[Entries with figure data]

────

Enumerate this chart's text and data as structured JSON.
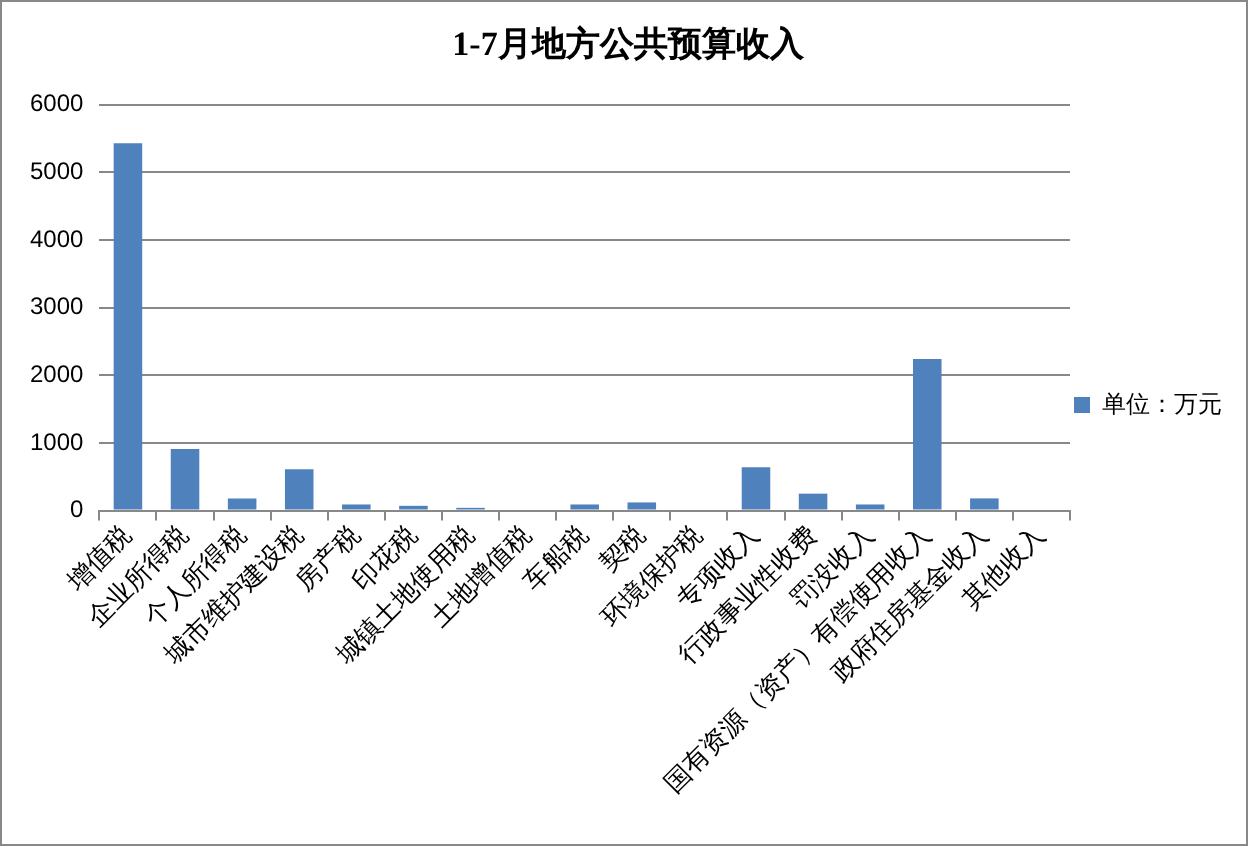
{
  "chart_data": {
    "type": "bar",
    "title": "1-7月地方公共预算收入",
    "categories": [
      "增值税",
      "企业所得税",
      "个人所得税",
      "城市维护建设税",
      "房产税",
      "印花税",
      "城镇土地使用税",
      "土地增值税",
      "车船税",
      "契税",
      "环境保护税",
      "专项收入",
      "行政事业性收费",
      "罚没收入",
      "国有资源（资产）有偿使用收入",
      "政府住房基金收入",
      "其他收入"
    ],
    "series": [
      {
        "name": "单位：万元",
        "color": "#4f81bd",
        "values": [
          5430,
          910,
          180,
          610,
          90,
          70,
          40,
          0,
          90,
          120,
          0,
          640,
          250,
          90,
          2240,
          180,
          0
        ]
      }
    ],
    "ylim": [
      0,
      6000
    ],
    "yticks": [
      0,
      1000,
      2000,
      3000,
      4000,
      5000,
      6000
    ],
    "grid": "y",
    "legend": "right"
  }
}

────

- [To be done]
Write out the listing word for word, omitting the pictures it holds.

- [Task response]
Enumerate this chart's text and data as structured JSON.
{
  "chart_data": {
    "type": "bar",
    "title": "1-7月地方公共预算收入",
    "categories": [
      "增值税",
      "企业所得税",
      "个人所得税",
      "城市维护建设税",
      "房产税",
      "印花税",
      "城镇土地使用税",
      "土地增值税",
      "车船税",
      "契税",
      "环境保护税",
      "专项收入",
      "行政事业性收费",
      "罚没收入",
      "国有资源（资产）有偿使用收入",
      "政府住房基金收入",
      "其他收入"
    ],
    "series": [
      {
        "name": "单位：万元",
        "color": "#4f81bd",
        "values": [
          5430,
          910,
          180,
          610,
          90,
          70,
          40,
          0,
          90,
          120,
          0,
          640,
          250,
          90,
          2240,
          180,
          0
        ]
      }
    ],
    "ylim": [
      0,
      6000
    ],
    "yticks": [
      0,
      1000,
      2000,
      3000,
      4000,
      5000,
      6000
    ],
    "grid": "y",
    "legend": "right"
  }
}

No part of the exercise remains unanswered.